**Direction:**
Below are records to be output exactly, every one of them.

* Begin Material for this task *

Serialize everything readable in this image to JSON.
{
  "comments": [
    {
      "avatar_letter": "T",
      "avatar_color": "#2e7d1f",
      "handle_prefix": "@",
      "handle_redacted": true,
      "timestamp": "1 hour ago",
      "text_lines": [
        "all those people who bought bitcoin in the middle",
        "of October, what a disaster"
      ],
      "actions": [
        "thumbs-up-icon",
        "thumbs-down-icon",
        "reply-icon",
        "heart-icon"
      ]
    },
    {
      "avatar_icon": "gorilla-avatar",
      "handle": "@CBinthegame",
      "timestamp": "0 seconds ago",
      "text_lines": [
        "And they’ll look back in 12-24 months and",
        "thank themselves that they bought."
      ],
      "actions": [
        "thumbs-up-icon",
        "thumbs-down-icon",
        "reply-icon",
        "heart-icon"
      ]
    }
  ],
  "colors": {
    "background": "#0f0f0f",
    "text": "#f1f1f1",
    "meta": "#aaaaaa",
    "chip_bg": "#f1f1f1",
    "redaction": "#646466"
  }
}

* End Material for this task *

**Exercise output:**
Serialize everything readable in this image to JSON.
{
  "comments": [
    {
      "avatar_letter": "T",
      "avatar_color": "#2e7d1f",
      "handle_prefix": "@",
      "handle_redacted": true,
      "timestamp": "1 hour ago",
      "text_lines": [
        "all those people who bought bitcoin in the middle",
        "of October, what a disaster"
      ],
      "actions": [
        "thumbs-up-icon",
        "thumbs-down-icon",
        "reply-icon",
        "heart-icon"
      ]
    },
    {
      "avatar_icon": "gorilla-avatar",
      "handle": "@CBinthegame",
      "timestamp": "0 seconds ago",
      "text_lines": [
        "And they’ll look back in 12-24 months and",
        "thank themselves that they bought."
      ],
      "actions": [
        "thumbs-up-icon",
        "thumbs-down-icon",
        "reply-icon",
        "heart-icon"
      ]
    }
  ],
  "colors": {
    "background": "#0f0f0f",
    "text": "#f1f1f1",
    "meta": "#aaaaaa",
    "chip_bg": "#f1f1f1",
    "redaction": "#646466"
  }
}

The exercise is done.